*Exercise details:* Copy the data lines from the line containing "q10-option-a: A．物体运动的路程越长，则物体的速度越大 xyxy=(52,766,260,778)" through the line containing "q9-option-b: B．如图乙所示过程，糖浆发生的物态变化是凝固，需要放热 xyxy=(52,645,333,657)", including both of those lines.

*Data supplied:*
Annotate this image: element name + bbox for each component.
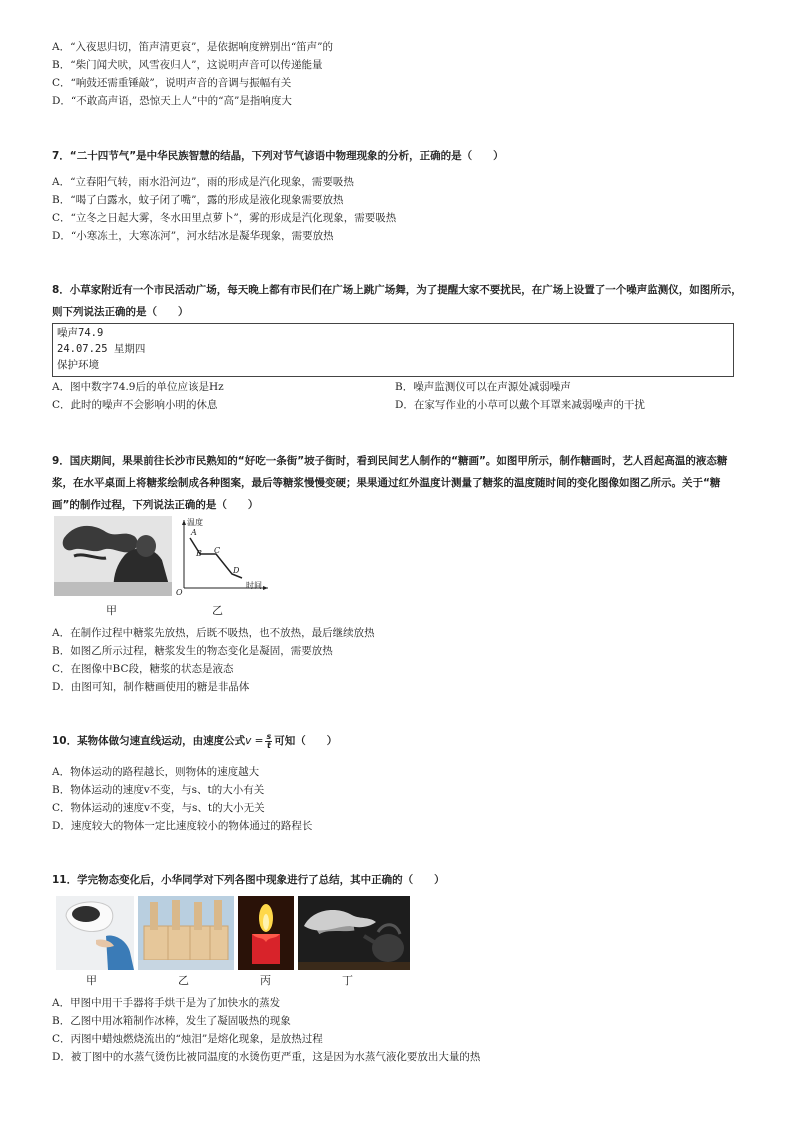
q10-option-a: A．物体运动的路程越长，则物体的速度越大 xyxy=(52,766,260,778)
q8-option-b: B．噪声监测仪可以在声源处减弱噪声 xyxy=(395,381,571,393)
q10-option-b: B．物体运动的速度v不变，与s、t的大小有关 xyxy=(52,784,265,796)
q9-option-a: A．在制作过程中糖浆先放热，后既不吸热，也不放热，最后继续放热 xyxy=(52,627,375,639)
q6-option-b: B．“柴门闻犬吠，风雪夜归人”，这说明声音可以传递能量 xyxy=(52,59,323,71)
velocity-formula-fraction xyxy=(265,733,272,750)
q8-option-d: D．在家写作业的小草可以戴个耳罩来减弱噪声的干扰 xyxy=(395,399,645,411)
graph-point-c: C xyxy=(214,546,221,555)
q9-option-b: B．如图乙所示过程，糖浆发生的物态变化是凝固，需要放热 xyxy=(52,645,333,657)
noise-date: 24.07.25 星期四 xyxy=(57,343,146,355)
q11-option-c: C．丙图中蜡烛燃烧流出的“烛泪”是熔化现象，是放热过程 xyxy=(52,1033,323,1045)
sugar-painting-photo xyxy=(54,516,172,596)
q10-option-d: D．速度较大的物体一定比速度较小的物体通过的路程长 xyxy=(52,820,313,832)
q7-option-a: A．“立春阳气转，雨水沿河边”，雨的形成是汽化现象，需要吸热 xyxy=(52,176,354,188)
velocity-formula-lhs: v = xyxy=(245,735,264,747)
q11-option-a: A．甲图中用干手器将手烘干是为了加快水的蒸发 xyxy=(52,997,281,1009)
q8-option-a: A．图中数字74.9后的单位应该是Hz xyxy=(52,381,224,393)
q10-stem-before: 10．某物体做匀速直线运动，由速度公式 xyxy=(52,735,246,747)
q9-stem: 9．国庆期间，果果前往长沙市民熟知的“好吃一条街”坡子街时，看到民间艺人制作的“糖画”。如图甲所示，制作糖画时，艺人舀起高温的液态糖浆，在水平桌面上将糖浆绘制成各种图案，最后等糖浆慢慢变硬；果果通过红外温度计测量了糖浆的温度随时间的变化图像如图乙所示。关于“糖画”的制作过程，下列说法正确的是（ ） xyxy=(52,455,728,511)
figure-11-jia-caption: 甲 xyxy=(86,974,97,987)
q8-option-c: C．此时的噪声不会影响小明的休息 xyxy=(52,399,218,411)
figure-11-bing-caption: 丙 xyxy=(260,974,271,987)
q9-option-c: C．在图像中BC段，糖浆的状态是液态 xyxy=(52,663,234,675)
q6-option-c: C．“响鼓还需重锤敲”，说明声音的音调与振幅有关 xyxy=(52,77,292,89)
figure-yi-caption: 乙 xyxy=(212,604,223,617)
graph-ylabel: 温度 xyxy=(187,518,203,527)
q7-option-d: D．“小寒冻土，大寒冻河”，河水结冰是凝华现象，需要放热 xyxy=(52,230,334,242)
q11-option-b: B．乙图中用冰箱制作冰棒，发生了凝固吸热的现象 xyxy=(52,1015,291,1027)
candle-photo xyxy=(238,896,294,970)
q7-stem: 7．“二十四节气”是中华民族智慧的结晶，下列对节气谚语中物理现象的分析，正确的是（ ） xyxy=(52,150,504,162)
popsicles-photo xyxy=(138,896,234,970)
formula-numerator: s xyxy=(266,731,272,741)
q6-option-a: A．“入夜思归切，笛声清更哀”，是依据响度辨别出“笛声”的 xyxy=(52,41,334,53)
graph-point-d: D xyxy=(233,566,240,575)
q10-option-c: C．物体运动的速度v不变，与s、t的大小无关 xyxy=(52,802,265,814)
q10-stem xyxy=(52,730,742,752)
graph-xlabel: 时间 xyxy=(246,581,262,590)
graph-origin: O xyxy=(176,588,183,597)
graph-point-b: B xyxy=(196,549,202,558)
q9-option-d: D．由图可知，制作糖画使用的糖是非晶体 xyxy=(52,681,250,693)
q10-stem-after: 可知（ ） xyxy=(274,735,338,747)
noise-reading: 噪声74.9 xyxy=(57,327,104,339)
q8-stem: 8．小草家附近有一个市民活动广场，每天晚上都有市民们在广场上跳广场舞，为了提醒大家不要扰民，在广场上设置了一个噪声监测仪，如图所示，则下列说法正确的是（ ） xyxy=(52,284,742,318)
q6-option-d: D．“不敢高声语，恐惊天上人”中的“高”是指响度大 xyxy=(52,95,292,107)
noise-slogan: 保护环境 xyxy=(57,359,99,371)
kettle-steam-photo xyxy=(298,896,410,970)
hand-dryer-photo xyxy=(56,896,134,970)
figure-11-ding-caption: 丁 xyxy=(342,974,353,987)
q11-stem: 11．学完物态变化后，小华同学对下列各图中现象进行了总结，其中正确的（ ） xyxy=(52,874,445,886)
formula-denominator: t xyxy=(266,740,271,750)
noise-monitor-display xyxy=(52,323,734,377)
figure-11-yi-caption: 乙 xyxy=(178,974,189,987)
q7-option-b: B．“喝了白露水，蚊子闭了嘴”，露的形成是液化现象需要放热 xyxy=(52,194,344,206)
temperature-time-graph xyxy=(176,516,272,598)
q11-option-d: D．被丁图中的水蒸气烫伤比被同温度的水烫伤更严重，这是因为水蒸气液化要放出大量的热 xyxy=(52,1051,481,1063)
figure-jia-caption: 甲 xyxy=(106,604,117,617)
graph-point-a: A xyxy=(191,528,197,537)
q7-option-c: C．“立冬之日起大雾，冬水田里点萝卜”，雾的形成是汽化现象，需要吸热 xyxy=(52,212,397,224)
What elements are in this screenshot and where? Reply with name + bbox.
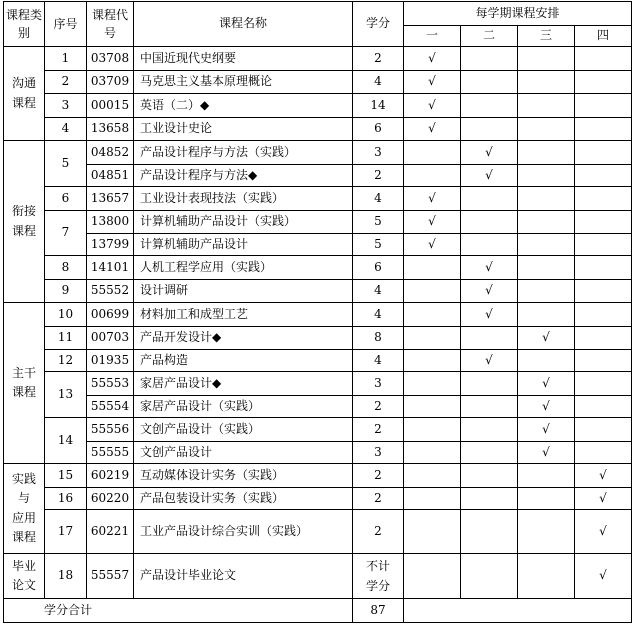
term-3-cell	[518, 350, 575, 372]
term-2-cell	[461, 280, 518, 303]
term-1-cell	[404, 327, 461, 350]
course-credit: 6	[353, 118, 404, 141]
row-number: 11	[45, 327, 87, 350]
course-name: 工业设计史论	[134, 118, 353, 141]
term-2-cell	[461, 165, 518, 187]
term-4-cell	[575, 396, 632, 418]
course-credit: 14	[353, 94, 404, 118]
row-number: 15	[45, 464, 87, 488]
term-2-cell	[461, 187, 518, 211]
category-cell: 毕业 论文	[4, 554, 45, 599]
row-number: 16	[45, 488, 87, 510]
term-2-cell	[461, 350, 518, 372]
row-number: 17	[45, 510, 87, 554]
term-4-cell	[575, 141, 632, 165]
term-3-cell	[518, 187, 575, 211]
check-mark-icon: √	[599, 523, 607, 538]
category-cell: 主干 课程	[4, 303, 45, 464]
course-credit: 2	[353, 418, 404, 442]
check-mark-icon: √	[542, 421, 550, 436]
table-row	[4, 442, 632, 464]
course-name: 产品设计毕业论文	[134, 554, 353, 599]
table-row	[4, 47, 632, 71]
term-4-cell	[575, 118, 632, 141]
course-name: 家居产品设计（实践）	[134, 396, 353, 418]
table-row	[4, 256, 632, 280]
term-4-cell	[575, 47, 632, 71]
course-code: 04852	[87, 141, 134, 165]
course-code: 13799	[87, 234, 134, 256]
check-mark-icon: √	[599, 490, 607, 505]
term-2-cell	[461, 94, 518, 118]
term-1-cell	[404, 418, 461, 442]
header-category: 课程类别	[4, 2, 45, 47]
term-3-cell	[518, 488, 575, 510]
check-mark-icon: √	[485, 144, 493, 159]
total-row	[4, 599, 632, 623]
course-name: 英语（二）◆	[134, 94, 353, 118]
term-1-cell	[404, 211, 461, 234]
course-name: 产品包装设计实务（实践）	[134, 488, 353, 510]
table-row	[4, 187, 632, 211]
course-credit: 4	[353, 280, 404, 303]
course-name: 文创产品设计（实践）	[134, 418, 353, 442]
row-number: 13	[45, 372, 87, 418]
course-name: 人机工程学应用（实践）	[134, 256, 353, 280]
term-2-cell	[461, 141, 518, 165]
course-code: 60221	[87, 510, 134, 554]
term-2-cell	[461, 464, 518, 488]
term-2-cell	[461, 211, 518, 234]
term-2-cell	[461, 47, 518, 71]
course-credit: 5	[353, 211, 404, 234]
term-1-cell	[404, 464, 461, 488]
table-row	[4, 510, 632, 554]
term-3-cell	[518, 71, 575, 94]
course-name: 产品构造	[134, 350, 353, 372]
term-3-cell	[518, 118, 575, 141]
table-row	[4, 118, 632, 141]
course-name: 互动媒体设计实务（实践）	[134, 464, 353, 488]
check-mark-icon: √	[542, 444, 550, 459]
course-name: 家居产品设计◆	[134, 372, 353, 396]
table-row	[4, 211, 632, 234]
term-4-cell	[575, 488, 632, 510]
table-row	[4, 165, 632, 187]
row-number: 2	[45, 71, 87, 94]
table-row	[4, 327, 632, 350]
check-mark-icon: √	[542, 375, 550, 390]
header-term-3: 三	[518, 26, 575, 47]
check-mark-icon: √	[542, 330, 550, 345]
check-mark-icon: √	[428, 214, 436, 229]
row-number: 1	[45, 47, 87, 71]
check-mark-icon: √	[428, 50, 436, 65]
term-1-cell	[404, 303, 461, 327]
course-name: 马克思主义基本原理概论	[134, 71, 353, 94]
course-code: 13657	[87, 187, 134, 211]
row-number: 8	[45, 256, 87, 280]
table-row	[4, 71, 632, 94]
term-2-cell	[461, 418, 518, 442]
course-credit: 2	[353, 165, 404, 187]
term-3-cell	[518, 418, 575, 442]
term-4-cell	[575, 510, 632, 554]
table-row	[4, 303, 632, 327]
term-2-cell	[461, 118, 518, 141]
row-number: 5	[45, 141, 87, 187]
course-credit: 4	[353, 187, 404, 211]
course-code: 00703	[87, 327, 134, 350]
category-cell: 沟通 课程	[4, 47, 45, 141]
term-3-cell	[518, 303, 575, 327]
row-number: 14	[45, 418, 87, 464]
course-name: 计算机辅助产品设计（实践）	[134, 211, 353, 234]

*Solution to the exercise:*
q10-option-a: A．物体运动的路程越长，则物体的速度越大 xyxy=(52,766,260,778)
q8-option-b: B．噪声监测仪可以在声源处减弱噪声 xyxy=(395,381,571,393)
q10-option-b: B．物体运动的速度v不变，与s、t的大小有关 xyxy=(52,784,265,796)
q9-option-a: A．在制作过程中糖浆先放热，后既不吸热，也不放热，最后继续放热 xyxy=(52,627,375,639)
q6-option-b: B．“柴门闻犬吠，风雪夜归人”，这说明声音可以传递能量 xyxy=(52,59,323,71)
velocity-formula-fraction xyxy=(265,733,272,750)
q8-option-d: D．在家写作业的小草可以戴个耳罩来减弱噪声的干扰 xyxy=(395,399,645,411)
graph-point-c: C xyxy=(214,546,221,555)
q9-option-b: B．如图乙所示过程，糖浆发生的物态变化是凝固，需要放热 xyxy=(52,645,333,657)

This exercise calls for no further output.